--- Extracted records ---

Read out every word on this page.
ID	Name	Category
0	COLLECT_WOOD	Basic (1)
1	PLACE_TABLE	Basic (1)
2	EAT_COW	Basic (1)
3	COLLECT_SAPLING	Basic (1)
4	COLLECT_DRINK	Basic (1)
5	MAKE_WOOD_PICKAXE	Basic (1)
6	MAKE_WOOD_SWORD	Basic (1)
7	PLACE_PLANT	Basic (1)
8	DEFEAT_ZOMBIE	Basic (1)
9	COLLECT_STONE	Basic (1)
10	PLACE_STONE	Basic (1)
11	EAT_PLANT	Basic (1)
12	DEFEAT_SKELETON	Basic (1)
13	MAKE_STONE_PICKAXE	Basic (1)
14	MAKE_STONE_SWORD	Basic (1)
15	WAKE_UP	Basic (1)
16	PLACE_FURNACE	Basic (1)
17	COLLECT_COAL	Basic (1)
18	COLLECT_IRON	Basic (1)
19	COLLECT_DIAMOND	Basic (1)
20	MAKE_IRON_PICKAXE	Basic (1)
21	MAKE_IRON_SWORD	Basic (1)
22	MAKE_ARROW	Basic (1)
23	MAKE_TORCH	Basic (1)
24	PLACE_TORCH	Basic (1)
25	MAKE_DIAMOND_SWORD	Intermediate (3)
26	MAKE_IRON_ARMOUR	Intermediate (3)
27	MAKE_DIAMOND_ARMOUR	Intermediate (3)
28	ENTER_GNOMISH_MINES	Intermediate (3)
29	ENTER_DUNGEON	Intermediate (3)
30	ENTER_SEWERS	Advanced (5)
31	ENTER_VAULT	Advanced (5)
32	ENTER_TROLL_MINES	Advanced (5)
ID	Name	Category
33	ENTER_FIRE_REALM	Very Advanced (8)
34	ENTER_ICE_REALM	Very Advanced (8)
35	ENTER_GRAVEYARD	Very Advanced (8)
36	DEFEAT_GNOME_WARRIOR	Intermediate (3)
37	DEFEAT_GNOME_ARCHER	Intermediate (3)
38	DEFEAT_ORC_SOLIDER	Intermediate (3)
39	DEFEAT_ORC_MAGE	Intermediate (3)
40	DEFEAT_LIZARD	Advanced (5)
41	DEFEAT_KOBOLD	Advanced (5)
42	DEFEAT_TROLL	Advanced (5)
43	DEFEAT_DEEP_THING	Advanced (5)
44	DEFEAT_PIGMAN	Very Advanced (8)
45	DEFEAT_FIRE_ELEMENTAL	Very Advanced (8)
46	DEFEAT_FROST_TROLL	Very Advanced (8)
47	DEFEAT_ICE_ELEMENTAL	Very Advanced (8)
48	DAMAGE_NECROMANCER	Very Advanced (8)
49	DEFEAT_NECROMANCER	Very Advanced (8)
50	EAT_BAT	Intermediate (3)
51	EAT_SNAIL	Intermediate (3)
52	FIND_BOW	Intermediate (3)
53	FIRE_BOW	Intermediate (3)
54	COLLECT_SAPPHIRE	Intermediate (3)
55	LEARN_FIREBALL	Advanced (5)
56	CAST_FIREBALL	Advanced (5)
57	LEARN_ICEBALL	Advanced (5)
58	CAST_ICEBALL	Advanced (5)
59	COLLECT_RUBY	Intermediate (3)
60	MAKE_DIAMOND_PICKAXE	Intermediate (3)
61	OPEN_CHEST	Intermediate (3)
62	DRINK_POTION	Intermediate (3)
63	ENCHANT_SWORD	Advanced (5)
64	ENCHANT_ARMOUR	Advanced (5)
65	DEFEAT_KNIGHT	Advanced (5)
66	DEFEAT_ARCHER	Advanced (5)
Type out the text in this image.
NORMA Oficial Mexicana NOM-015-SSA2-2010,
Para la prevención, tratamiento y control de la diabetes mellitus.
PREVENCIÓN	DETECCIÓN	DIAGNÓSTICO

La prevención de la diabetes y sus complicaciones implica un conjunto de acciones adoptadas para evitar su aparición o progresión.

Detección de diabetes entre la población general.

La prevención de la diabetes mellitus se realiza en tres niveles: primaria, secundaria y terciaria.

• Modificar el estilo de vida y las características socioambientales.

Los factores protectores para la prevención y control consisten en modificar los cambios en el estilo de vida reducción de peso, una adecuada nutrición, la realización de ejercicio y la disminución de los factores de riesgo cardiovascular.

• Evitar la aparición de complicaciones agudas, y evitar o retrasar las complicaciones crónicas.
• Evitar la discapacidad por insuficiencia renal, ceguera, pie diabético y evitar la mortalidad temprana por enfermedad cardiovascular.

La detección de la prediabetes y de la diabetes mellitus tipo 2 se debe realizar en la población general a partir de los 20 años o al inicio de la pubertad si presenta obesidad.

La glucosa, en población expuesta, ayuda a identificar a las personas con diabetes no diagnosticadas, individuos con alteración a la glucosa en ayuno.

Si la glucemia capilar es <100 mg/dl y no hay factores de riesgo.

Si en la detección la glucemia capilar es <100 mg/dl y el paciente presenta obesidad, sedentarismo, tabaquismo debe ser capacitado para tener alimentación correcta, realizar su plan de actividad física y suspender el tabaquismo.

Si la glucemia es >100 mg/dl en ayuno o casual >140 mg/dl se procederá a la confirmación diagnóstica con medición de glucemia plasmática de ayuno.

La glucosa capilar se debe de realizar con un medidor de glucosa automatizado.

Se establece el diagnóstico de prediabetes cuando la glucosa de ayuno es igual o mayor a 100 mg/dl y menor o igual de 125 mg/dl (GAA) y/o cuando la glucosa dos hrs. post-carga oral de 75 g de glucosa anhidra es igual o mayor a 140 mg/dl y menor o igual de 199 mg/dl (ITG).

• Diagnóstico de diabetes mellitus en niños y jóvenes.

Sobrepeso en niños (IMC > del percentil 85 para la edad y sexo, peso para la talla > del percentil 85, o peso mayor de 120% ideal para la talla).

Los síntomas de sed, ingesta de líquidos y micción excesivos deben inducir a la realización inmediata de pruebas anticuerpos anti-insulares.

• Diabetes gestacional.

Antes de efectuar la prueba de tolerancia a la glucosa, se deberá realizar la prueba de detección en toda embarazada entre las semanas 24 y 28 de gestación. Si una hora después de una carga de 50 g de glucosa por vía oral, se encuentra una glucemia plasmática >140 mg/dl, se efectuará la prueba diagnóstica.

---

Exercise instructions → Extract the whole listing, character for character.

Output →
Read out every word on this page.
ID	Name	Category
0	COLLECT_WOOD	Basic (1)
1	PLACE_TABLE	Basic (1)
2	EAT_COW	Basic (1)
3	COLLECT_SAPLING	Basic (1)
4	COLLECT_DRINK	Basic (1)
5	MAKE_WOOD_PICKAXE	Basic (1)
6	MAKE_WOOD_SWORD	Basic (1)
7	PLACE_PLANT	Basic (1)
8	DEFEAT_ZOMBIE	Basic (1)
9	COLLECT_STONE	Basic (1)
10	PLACE_STONE	Basic (1)
11	EAT_PLANT	Basic (1)
12	DEFEAT_SKELETON	Basic (1)
13	MAKE_STONE_PICKAXE	Basic (1)
14	MAKE_STONE_SWORD	Basic (1)
15	WAKE_UP	Basic (1)
16	PLACE_FURNACE	Basic (1)
17	COLLECT_COAL	Basic (1)
18	COLLECT_IRON	Basic (1)
19	COLLECT_DIAMOND	Basic (1)
20	MAKE_IRON_PICKAXE	Basic (1)
21	MAKE_IRON_SWORD	Basic (1)
22	MAKE_ARROW	Basic (1)
23	MAKE_TORCH	Basic (1)
24	PLACE_TORCH	Basic (1)
25	MAKE_DIAMOND_SWORD	Intermediate (3)
26	MAKE_IRON_ARMOUR	Intermediate (3)
27	MAKE_DIAMOND_ARMOUR	Intermediate (3)
28	ENTER_GNOMISH_MINES	Intermediate (3)
29	ENTER_DUNGEON	Intermediate (3)
30	ENTER_SEWERS	Advanced (5)
31	ENTER_VAULT	Advanced (5)
32	ENTER_TROLL_MINES	Advanced (5)
ID	Name	Category
33	ENTER_FIRE_REALM	Very Advanced (8)
34	ENTER_ICE_REALM	Very Advanced (8)
35	ENTER_GRAVEYARD	Very Advanced (8)
36	DEFEAT_GNOME_WARRIOR	Intermediate (3)
37	DEFEAT_GNOME_ARCHER	Intermediate (3)
38	DEFEAT_ORC_SOLIDER	Intermediate (3)
39	DEFEAT_ORC_MAGE	Intermediate (3)
40	DEFEAT_LIZARD	Advanced (5)
41	DEFEAT_KOBOLD	Advanced (5)
42	DEFEAT_TROLL	Advanced (5)
43	DEFEAT_DEEP_THING	Advanced (5)
44	DEFEAT_PIGMAN	Very Advanced (8)
45	DEFEAT_FIRE_ELEMENTAL	Very Advanced (8)
46	DEFEAT_FROST_TROLL	Very Advanced (8)
47	DEFEAT_ICE_ELEMENTAL	Very Advanced (8)
48	DAMAGE_NECROMANCER	Very Advanced (8)
49	DEFEAT_NECROMANCER	Very Advanced (8)
50	EAT_BAT	Intermediate (3)
51	EAT_SNAIL	Intermediate (3)
52	FIND_BOW	Intermediate (3)
53	FIRE_BOW	Intermediate (3)
54	COLLECT_SAPPHIRE	Intermediate (3)
55	LEARN_FIREBALL	Advanced (5)
56	CAST_FIREBALL	Advanced (5)
57	LEARN_ICEBALL	Advanced (5)
58	CAST_ICEBALL	Advanced (5)
59	COLLECT_RUBY	Intermediate (3)
60	MAKE_DIAMOND_PICKAXE	Intermediate (3)
61	OPEN_CHEST	Intermediate (3)
62	DRINK_POTION	Intermediate (3)
63	ENCHANT_SWORD	Advanced (5)
64	ENCHANT_ARMOUR	Advanced (5)
65	DEFEAT_KNIGHT	Advanced (5)
66	DEFEAT_ARCHER	Advanced (5)
Type out the text in this image.
NORMA Oficial Mexicana NOM-015-SSA2-2010,
Para la prevención, tratamiento y control de la diabetes mellitus.
PREVENCIÓN	DETECCIÓN	DIAGNÓSTICO

La prevención de la diabetes y sus complicaciones implica un conjunto de acciones adoptadas para evitar su aparición o progresión.

Detección de diabetes entre la población general.

La prevención de la diabetes mellitus se realiza en tres niveles: primaria, secundaria y terciaria.

• Modificar el estilo de vida y las características socioambientales.

Los factores protectores para la prevención y control consisten en modificar los cambios en el estilo de vida reducción de peso, una adecuada nutrición, la realización de ejercicio y la disminución de los factores de riesgo cardiovascular.

• Evitar la aparición de complicaciones agudas, y evitar o retrasar las complicaciones crónicas.
• Evitar la discapacidad por insuficiencia renal, ceguera, pie diabético y evitar la mortalidad temprana por enfermedad cardiovascular.

La detección de la prediabetes y de la diabetes mellitus tipo 2 se debe realizar en la población general a partir de los 20 años o al inicio de la pubertad si presenta obesidad.

La glucosa, en población expuesta, ayuda a identificar a las personas con diabetes no diagnosticadas, individuos con alteración a la glucosa en ayuno.

Si la glucemia capilar es <100 mg/dl y no hay factores de riesgo.

Si en la detección la glucemia capilar es <100 mg/dl y el paciente presenta obesidad, sedentarismo, tabaquismo debe ser capacitado para tener alimentación correcta, realizar su plan de actividad física y suspender el tabaquismo.

Si la glucemia es >100 mg/dl en ayuno o casual >140 mg/dl se procederá a la confirmación diagnóstica con medición de glucemia plasmática de ayuno.

La glucosa capilar se debe de realizar con un medidor de glucosa automatizado.

Se establece el diagnóstico de prediabetes cuando la glucosa de ayuno es igual o mayor a 100 mg/dl y menor o igual de 125 mg/dl (GAA) y/o cuando la glucosa dos hrs. post-carga oral de 75 g de glucosa anhidra es igual o mayor a 140 mg/dl y menor o igual de 199 mg/dl (ITG).

• Diagnóstico de diabetes mellitus en niños y jóvenes.

Sobrepeso en niños (IMC > del percentil 85 para la edad y sexo, peso para la talla > del percentil 85, o peso mayor de 120% ideal para la talla).

Los síntomas de sed, ingesta de líquidos y micción excesivos deben inducir a la realización inmediata de pruebas anticuerpos anti-insulares.

• Diabetes gestacional.

Antes de efectuar la prueba de tolerancia a la glucosa, se deberá realizar la prueba de detección en toda embarazada entre las semanas 24 y 28 de gestación. Si una hora después de una carga de 50 g de glucosa por vía oral, se encuentra una glucemia plasmática >140 mg/dl, se efectuará la prueba diagnóstica.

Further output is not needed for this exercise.